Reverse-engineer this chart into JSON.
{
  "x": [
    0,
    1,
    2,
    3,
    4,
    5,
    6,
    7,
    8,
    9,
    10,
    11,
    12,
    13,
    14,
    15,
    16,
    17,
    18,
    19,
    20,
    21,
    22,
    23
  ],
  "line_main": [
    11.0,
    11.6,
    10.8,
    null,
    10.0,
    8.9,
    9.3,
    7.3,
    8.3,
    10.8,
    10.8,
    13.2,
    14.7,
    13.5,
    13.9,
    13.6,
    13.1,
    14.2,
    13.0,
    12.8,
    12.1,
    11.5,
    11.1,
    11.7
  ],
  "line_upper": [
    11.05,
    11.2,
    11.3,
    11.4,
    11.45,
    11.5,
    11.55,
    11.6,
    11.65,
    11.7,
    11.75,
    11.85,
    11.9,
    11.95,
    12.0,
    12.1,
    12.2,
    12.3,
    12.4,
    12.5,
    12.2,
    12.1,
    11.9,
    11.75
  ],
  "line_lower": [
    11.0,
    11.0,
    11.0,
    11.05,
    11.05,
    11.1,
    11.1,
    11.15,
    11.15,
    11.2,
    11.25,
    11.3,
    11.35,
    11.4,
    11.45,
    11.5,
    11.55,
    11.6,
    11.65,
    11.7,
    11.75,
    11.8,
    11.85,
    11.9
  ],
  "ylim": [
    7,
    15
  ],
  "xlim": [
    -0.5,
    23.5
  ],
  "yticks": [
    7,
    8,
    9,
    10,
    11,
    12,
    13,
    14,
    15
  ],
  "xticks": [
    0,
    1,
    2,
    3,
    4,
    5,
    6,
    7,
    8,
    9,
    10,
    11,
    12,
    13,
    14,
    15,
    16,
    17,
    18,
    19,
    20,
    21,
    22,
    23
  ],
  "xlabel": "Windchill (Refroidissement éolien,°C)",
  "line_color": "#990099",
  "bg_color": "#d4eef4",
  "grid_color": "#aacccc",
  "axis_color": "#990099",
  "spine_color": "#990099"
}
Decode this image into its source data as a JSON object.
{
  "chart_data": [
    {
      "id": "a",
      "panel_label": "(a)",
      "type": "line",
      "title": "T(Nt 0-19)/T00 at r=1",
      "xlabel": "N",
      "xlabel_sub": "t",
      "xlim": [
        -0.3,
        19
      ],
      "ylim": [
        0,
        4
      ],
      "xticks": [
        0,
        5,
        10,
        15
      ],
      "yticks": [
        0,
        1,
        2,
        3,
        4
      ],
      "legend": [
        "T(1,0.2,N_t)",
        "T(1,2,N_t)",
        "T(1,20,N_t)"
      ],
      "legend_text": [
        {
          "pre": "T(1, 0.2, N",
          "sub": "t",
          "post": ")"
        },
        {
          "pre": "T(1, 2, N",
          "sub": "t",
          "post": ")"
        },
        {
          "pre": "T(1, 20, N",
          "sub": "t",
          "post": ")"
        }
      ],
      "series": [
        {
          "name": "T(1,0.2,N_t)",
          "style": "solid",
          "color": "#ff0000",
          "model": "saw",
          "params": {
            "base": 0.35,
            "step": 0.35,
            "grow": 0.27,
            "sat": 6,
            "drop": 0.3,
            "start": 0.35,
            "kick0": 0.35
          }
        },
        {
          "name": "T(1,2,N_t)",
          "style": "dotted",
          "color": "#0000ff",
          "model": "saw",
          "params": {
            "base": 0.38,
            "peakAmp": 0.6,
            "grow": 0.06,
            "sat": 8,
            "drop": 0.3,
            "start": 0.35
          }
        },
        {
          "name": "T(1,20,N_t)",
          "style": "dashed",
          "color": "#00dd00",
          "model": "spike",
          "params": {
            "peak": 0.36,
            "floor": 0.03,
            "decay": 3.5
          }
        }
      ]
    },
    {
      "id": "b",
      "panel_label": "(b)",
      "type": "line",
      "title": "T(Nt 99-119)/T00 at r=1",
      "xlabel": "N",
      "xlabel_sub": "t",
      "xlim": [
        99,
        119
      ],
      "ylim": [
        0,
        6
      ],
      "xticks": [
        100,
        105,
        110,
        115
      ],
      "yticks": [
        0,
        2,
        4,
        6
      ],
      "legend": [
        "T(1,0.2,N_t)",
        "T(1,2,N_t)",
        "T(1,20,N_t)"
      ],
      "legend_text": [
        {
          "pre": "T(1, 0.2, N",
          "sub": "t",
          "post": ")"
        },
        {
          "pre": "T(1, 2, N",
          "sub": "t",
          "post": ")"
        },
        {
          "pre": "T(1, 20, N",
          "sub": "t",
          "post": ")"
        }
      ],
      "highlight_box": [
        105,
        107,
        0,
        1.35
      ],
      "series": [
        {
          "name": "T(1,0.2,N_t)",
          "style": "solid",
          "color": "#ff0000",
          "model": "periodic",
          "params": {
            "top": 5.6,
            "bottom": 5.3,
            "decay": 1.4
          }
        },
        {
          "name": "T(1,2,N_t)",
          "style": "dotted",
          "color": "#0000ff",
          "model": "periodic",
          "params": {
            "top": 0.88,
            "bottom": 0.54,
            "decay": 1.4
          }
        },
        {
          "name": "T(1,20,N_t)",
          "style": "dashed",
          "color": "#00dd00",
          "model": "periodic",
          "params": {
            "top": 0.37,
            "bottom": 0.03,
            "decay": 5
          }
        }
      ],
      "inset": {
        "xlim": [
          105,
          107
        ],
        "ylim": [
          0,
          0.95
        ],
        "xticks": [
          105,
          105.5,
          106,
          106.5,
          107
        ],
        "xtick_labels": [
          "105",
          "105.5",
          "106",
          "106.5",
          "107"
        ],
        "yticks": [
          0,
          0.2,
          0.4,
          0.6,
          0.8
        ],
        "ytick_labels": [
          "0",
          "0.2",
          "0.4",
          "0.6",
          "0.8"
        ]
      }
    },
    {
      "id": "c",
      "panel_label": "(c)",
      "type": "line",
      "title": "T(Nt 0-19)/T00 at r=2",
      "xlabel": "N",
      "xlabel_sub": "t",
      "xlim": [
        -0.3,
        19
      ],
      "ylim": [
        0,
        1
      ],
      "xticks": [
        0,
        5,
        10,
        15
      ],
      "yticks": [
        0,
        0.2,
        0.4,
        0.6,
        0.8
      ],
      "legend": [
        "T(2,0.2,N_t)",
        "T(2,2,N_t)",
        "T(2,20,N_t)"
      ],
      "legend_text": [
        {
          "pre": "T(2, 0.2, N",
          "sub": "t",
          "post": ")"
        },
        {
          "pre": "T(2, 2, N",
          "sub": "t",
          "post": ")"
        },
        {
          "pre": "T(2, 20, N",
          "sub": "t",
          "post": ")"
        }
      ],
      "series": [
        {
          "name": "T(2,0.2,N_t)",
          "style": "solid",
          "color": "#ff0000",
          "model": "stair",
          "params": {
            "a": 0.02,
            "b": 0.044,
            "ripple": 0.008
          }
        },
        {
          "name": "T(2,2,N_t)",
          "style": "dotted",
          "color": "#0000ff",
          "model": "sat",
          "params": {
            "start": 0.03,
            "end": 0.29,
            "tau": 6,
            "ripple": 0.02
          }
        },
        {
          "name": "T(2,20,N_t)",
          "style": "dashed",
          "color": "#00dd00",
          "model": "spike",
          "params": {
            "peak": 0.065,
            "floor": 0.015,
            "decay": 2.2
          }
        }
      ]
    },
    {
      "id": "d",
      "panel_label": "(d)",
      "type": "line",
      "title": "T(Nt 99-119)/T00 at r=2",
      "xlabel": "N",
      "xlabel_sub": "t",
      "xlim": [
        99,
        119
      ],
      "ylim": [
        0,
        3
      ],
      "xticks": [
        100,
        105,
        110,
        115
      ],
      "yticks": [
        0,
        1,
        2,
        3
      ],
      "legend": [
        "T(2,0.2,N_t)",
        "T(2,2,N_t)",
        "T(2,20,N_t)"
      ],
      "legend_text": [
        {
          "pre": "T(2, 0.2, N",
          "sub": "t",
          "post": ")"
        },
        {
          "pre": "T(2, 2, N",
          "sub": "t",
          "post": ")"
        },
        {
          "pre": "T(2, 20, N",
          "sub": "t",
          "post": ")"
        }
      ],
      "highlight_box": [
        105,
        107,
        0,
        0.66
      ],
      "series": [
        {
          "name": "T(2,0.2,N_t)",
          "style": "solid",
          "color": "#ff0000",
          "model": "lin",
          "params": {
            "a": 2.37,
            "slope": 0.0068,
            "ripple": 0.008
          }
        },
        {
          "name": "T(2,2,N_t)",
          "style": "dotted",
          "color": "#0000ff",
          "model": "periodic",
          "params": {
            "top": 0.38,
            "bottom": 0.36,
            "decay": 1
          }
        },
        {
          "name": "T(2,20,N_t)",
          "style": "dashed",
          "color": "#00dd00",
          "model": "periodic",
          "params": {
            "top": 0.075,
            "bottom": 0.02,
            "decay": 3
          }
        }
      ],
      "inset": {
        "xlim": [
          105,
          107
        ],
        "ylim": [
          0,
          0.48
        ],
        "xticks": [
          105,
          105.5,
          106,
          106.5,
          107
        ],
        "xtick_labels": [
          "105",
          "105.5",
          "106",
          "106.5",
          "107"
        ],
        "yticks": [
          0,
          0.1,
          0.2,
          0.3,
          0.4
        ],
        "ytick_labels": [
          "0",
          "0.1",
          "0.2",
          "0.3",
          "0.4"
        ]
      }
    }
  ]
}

-=-=-=-=-

- _Given request_:
Among the entries above, identify all lines with "JSON" and copy them.

- _Response below_:
Reverse-engineer this chart into JSON.
Decode this image into its source data as a JSON object.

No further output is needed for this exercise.